# Source records:
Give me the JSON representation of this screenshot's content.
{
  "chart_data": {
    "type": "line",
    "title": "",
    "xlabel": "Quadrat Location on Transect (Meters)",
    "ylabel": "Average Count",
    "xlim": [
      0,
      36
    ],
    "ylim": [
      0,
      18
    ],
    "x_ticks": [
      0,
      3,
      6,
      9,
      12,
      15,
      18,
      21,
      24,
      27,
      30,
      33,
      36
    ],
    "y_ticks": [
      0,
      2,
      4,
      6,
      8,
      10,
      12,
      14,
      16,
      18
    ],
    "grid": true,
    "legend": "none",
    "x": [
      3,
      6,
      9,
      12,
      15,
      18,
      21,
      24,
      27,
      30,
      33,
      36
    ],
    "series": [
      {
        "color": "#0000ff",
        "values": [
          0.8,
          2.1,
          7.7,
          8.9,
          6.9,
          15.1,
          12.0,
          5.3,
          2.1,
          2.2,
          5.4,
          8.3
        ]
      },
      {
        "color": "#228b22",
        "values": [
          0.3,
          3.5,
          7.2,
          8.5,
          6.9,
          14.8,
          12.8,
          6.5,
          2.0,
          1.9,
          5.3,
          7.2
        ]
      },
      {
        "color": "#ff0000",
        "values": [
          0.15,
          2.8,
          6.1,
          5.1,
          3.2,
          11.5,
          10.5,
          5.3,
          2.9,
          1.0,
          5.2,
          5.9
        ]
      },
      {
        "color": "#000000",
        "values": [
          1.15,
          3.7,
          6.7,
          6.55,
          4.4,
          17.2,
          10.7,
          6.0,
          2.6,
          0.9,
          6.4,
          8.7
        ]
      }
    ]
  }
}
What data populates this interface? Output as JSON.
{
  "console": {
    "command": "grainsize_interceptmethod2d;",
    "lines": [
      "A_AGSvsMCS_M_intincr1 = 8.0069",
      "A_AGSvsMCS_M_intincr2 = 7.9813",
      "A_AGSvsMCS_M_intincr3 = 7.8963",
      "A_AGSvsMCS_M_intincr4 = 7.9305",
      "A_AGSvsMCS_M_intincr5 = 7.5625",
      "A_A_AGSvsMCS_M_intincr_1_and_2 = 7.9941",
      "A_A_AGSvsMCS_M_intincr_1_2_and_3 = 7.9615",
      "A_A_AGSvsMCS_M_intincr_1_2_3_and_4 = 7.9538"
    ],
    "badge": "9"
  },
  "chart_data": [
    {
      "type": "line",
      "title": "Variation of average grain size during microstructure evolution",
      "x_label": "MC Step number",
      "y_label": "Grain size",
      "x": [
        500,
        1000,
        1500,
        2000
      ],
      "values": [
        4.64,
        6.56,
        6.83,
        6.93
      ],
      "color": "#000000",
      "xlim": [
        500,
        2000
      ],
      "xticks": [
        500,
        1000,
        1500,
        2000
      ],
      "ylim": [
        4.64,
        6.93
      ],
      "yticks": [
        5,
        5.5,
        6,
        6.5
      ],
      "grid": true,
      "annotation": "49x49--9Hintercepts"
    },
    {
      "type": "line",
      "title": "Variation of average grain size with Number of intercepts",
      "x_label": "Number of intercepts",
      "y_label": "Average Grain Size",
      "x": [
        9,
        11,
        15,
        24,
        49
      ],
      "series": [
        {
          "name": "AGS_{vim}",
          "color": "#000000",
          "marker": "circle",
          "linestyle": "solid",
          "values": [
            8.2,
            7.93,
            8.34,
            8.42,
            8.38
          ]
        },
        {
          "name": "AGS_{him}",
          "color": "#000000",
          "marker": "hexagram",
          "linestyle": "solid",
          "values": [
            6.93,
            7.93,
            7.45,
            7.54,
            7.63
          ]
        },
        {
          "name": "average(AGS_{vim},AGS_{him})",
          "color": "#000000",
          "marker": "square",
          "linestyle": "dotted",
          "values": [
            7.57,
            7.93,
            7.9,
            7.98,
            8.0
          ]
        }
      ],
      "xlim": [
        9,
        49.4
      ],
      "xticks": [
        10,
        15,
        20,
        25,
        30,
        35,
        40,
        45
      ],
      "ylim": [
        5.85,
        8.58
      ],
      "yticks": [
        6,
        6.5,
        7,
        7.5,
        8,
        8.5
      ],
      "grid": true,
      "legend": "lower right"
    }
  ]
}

# Task prompt:
Look through the data and gather every line with the string "name" in it.

# Exercise response:
          "name": "AGS_{vim}",
          "name": "AGS_{him}",
          "name": "average(AGS_{vim},AGS_{him})",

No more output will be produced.